■ AIM OF THE EXERCISE ■
Show every line of the records below that contains the word "JSON".

■ RAW RECORDS ■
● ● ●
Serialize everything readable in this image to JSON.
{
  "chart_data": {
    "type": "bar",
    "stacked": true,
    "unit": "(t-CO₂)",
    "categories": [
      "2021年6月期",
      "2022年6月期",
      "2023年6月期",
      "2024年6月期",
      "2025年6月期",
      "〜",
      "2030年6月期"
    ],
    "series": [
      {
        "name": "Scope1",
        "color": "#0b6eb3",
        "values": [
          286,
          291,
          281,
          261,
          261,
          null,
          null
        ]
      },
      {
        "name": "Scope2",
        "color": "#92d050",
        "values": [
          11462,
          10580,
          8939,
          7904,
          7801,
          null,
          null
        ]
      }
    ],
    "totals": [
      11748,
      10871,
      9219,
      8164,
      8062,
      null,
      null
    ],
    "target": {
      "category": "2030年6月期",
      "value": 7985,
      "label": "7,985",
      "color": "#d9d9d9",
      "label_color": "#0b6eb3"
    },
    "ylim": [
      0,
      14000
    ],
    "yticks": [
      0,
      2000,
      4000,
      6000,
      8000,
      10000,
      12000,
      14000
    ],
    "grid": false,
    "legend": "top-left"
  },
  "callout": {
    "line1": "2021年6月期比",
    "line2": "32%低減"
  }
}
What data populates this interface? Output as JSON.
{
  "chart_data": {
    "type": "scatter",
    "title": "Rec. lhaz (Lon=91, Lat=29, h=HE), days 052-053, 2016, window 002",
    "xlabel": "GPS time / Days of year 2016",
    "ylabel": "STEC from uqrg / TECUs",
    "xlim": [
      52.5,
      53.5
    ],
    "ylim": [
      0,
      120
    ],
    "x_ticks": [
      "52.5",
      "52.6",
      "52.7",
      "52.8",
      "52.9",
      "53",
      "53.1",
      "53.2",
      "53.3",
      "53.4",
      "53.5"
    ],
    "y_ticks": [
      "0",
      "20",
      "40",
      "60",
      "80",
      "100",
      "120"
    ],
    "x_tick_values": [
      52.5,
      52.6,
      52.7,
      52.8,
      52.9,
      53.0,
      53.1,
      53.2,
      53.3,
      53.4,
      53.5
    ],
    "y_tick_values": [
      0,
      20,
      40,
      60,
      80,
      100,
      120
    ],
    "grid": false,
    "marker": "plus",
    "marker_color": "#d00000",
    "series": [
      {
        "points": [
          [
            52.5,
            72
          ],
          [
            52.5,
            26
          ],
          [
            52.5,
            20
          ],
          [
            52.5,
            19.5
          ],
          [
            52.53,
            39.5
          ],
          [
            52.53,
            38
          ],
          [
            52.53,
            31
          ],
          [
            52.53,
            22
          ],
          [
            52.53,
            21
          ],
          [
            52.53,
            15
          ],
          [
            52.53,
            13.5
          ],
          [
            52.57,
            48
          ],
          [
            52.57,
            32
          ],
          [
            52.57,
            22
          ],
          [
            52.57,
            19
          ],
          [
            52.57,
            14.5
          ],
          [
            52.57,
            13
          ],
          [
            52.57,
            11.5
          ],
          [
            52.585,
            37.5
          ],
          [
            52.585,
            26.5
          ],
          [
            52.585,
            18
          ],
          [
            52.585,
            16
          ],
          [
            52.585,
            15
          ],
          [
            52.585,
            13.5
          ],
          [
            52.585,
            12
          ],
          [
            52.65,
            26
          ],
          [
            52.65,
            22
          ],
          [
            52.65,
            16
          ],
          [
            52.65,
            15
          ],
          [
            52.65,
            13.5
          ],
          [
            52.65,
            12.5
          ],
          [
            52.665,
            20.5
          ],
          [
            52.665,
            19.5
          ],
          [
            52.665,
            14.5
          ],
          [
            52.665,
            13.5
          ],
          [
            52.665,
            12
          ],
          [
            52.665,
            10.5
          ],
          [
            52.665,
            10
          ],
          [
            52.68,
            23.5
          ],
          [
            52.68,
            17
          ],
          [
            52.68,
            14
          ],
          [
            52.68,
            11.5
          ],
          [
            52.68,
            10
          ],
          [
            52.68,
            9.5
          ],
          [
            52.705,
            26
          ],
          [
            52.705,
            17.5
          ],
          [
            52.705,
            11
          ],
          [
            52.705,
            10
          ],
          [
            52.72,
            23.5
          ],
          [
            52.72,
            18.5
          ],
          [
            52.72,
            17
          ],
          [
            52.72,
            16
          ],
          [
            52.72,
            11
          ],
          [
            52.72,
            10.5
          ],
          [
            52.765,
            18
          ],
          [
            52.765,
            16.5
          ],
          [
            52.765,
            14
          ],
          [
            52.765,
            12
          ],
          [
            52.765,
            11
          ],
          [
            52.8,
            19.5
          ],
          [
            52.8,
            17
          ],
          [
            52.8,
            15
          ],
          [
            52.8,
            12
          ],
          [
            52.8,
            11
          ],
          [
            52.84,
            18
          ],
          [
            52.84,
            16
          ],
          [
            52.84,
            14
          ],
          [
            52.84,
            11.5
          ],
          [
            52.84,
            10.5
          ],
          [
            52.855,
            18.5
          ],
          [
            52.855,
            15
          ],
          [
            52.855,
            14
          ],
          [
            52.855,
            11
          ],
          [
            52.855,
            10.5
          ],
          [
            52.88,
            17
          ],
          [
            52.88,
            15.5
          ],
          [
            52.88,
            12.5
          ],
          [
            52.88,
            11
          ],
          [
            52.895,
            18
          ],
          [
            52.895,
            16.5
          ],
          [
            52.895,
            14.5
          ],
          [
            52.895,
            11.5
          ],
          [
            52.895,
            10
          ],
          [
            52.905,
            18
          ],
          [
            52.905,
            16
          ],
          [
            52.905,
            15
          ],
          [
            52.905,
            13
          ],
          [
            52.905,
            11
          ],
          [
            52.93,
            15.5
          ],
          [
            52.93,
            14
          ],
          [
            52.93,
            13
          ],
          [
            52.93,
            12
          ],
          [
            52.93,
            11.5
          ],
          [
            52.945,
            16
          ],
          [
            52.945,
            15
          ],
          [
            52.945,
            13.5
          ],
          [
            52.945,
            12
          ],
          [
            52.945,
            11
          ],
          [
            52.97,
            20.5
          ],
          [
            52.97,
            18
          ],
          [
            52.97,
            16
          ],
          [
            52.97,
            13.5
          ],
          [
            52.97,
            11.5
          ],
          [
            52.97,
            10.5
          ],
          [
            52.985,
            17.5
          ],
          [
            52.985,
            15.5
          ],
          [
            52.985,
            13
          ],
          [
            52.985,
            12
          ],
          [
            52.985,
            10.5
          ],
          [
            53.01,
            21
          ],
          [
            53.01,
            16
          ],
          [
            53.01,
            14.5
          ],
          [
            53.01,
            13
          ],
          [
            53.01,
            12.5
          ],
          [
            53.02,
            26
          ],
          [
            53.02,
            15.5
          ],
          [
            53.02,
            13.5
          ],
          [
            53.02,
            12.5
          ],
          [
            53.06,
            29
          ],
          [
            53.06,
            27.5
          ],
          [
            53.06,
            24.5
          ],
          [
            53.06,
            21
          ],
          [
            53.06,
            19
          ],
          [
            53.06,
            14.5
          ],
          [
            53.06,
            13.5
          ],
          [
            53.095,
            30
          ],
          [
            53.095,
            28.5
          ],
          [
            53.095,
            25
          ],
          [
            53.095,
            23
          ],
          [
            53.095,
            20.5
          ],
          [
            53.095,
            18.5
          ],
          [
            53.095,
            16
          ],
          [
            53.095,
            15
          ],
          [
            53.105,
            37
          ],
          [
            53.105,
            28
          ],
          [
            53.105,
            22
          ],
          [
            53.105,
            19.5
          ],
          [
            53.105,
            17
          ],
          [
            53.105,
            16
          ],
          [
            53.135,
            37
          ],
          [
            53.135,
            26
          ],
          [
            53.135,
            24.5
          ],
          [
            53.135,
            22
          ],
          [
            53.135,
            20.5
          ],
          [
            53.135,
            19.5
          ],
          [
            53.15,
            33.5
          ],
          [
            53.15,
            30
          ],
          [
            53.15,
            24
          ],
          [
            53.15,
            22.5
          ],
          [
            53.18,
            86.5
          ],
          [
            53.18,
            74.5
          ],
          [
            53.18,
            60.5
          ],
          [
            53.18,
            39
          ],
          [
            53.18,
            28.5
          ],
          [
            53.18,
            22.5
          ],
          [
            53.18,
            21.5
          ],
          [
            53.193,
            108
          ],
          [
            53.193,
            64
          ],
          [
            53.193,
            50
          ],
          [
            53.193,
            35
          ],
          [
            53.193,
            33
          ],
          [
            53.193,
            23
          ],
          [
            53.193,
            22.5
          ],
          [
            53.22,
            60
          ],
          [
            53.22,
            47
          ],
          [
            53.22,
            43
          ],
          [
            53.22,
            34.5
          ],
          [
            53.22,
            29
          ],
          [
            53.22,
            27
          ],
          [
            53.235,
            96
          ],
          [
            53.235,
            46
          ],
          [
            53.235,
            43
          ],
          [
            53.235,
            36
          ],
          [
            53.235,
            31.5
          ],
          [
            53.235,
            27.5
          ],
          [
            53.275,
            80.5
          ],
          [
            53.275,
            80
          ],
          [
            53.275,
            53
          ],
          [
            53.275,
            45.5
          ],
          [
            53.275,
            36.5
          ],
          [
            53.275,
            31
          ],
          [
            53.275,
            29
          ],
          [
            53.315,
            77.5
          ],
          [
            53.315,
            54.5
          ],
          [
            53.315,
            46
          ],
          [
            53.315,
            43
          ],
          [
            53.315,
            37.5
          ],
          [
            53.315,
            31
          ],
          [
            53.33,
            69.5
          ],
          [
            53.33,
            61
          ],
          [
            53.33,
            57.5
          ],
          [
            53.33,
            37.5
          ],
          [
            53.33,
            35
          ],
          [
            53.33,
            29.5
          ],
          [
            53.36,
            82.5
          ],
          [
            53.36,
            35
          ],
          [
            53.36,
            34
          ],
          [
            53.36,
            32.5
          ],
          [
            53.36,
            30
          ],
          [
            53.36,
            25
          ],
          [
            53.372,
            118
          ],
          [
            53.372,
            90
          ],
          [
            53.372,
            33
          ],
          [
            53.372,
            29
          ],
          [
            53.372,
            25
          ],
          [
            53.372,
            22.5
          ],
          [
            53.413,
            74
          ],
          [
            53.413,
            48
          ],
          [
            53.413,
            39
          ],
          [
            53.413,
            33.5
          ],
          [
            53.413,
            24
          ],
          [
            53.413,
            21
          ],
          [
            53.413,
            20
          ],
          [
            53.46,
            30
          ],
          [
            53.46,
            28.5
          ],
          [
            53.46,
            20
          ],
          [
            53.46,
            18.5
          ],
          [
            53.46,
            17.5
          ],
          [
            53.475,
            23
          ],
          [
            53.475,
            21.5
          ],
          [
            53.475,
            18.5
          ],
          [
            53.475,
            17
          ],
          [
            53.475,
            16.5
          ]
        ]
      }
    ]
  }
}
● ● ●
■ FINISHED TASK ■
Serialize everything readable in this image to JSON.
What data populates this interface? Output as JSON.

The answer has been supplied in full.